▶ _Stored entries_
··········
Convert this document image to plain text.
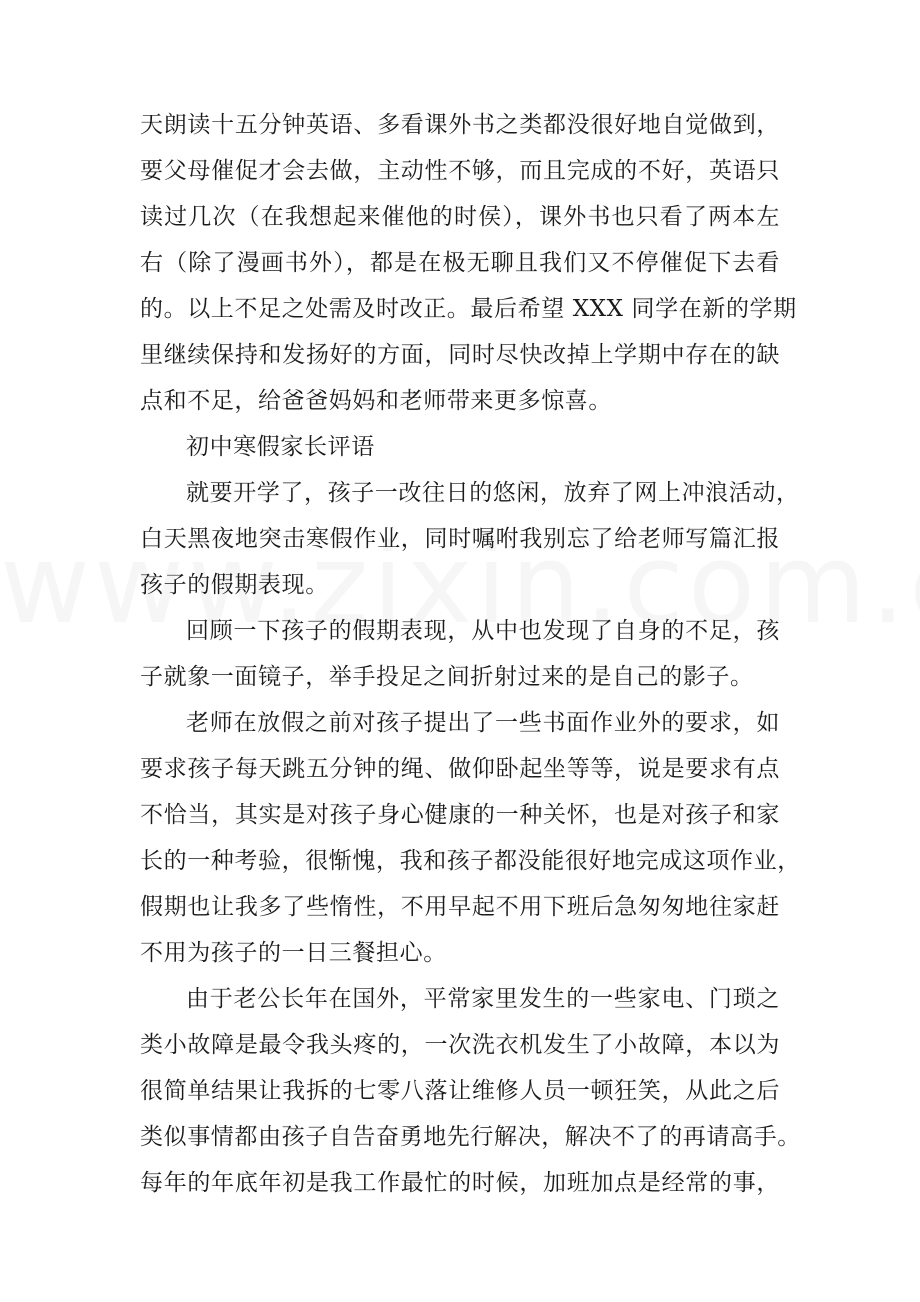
天朗读十五分钟英语、多看课外书之类都没很好地自觉做到，
要父母催促才会去做，主动性不够，而且完成的不好，英语只
读过几次（在我想起来催他的时侯），课外书也只看了两本左
右（除了漫画书外），都是在极无聊且我们又不停催促下去看
的。以上不足之处需及时改正。最后希望 XXX 同学在新的学期
里继续保持和发扬好的方面，同时尽快改掉上学期中存在的缺
点和不足，给爸爸妈妈和老师带来更多惊喜。
初中寒假家长评语
就要开学了，孩子一改往日的悠闲，放弃了网上冲浪活动，
白天黑夜地突击寒假作业，同时嘱咐我别忘了给老师写篇汇报
孩子的假期表现。
回顾一下孩子的假期表现，从中也发现了自身的不足，孩
子就象一面镜子，举手投足之间折射过来的是自己的影子。
老师在放假之前对孩子提出了一些书面作业外的要求，如
要求孩子每天跳五分钟的绳、做仰卧起坐等等，说是要求有点
不恰当，其实是对孩子身心健康的一种关怀，也是对孩子和家
长的一种考验，很惭愧，我和孩子都没能很好地完成这项作业，
假期也让我多了些惰性，不用早起不用下班后急匆匆地往家赶
不用为孩子的一日三餐担心。
由于老公长年在国外，平常家里发生的一些家电、门琐之
类小故障是最令我头疼的，一次洗衣机发生了小故障，本以为
很简单结果让我拆的七零八落让维修人员一顿狂笑，从此之后
类似事情都由孩子自告奋勇地先行解决，解决不了的再请高手。
每年的年底年初是我工作最忙的时候，加班加点是经常的事，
··········
▶ _Goal of the exercise_
Each line of the data is to be duplicated exactly; pictures stay out of the copy.

▶ _Final result_
Convert this document image to plain text.
天朗读十五分钟英语、多看课外书之类都没很好地自觉做到，
要父母催促才会去做，主动性不够，而且完成的不好，英语只
读过几次（在我想起来催他的时侯），课外书也只看了两本左
右（除了漫画书外），都是在极无聊且我们又不停催促下去看
的。以上不足之处需及时改正。最后希望 XXX 同学在新的学期
里继续保持和发扬好的方面，同时尽快改掉上学期中存在的缺
点和不足，给爸爸妈妈和老师带来更多惊喜。
初中寒假家长评语
就要开学了，孩子一改往日的悠闲，放弃了网上冲浪活动，
白天黑夜地突击寒假作业，同时嘱咐我别忘了给老师写篇汇报
孩子的假期表现。
回顾一下孩子的假期表现，从中也发现了自身的不足，孩
子就象一面镜子，举手投足之间折射过来的是自己的影子。
老师在放假之前对孩子提出了一些书面作业外的要求，如
要求孩子每天跳五分钟的绳、做仰卧起坐等等，说是要求有点
不恰当，其实是对孩子身心健康的一种关怀，也是对孩子和家
长的一种考验，很惭愧，我和孩子都没能很好地完成这项作业，
假期也让我多了些惰性，不用早起不用下班后急匆匆地往家赶
不用为孩子的一日三餐担心。
由于老公长年在国外，平常家里发生的一些家电、门琐之
类小故障是最令我头疼的，一次洗衣机发生了小故障，本以为
很简单结果让我拆的七零八落让维修人员一顿狂笑，从此之后
类似事情都由孩子自告奋勇地先行解决，解决不了的再请高手。
每年的年底年初是我工作最忙的时候，加班加点是经常的事，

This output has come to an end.